# What you will do
Copy out the records from the start through the line that contains "- cell-value-label: 3: [154, 224, 167, 248]", including both of those lines.

# The input
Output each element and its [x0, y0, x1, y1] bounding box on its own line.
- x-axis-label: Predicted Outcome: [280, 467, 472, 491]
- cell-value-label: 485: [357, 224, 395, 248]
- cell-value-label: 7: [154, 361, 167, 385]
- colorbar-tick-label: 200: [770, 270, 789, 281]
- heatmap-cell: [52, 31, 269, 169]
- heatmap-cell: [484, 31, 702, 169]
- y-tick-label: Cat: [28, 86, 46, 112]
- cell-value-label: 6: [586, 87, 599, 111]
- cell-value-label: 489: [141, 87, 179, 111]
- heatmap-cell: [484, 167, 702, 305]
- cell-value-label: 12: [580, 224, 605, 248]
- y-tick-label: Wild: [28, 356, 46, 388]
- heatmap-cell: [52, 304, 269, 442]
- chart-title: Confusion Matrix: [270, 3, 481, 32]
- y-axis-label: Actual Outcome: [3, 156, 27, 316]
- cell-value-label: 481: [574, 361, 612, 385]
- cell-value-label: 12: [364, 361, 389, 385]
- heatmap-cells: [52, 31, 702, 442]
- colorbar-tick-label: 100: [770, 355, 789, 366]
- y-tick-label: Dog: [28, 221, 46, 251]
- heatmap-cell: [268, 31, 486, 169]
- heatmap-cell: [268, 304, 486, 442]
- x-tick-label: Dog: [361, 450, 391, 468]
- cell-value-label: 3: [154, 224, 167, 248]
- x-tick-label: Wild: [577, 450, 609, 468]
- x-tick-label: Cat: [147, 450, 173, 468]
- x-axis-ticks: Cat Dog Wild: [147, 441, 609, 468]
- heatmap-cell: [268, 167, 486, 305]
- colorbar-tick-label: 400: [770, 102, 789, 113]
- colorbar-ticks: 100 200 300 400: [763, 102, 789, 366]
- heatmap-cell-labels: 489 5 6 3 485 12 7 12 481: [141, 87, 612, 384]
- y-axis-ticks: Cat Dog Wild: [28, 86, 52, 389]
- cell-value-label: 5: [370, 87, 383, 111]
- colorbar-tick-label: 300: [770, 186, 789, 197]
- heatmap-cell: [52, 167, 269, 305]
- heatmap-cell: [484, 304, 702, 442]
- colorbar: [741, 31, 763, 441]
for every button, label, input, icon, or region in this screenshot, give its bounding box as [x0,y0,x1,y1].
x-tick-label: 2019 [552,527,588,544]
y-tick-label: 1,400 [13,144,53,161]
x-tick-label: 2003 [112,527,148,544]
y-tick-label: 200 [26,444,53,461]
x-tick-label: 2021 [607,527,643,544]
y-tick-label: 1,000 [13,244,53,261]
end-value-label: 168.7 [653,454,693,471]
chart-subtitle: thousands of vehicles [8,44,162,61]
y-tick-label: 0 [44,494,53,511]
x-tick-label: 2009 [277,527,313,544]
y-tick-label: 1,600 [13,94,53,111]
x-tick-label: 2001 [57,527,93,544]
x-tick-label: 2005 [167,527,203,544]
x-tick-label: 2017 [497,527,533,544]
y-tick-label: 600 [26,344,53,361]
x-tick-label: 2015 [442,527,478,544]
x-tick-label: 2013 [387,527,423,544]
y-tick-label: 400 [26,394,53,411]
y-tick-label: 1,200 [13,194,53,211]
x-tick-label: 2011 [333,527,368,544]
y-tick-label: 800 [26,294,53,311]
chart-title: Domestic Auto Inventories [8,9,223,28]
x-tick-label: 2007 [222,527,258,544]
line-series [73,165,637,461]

# Task solution
Output each element and its [x0, y0, x1, y1] bounding box on its own line.
- x-axis-label: Predicted Outcome: [280, 467, 472, 491]
- cell-value-label: 485: [357, 224, 395, 248]
- cell-value-label: 7: [154, 361, 167, 385]
- colorbar-tick-label: 200: [770, 270, 789, 281]
- heatmap-cell: [52, 31, 269, 169]
- heatmap-cell: [484, 31, 702, 169]
- y-tick-label: Cat: [28, 86, 46, 112]
- cell-value-label: 6: [586, 87, 599, 111]
- cell-value-label: 489: [141, 87, 179, 111]
- heatmap-cell: [484, 167, 702, 305]
- cell-value-label: 12: [580, 224, 605, 248]
- y-tick-label: Wild: [28, 356, 46, 388]
- heatmap-cell: [52, 304, 269, 442]
- chart-title: Confusion Matrix: [270, 3, 481, 32]
- y-axis-label: Actual Outcome: [3, 156, 27, 316]
- cell-value-label: 481: [574, 361, 612, 385]
- cell-value-label: 12: [364, 361, 389, 385]
- heatmap-cells: [52, 31, 702, 442]
- colorbar-tick-label: 100: [770, 355, 789, 366]
- y-tick-label: Dog: [28, 221, 46, 251]
- heatmap-cell: [268, 31, 486, 169]
- heatmap-cell: [268, 304, 486, 442]
- x-tick-label: Dog: [361, 450, 391, 468]
- cell-value-label: 3: [154, 224, 167, 248]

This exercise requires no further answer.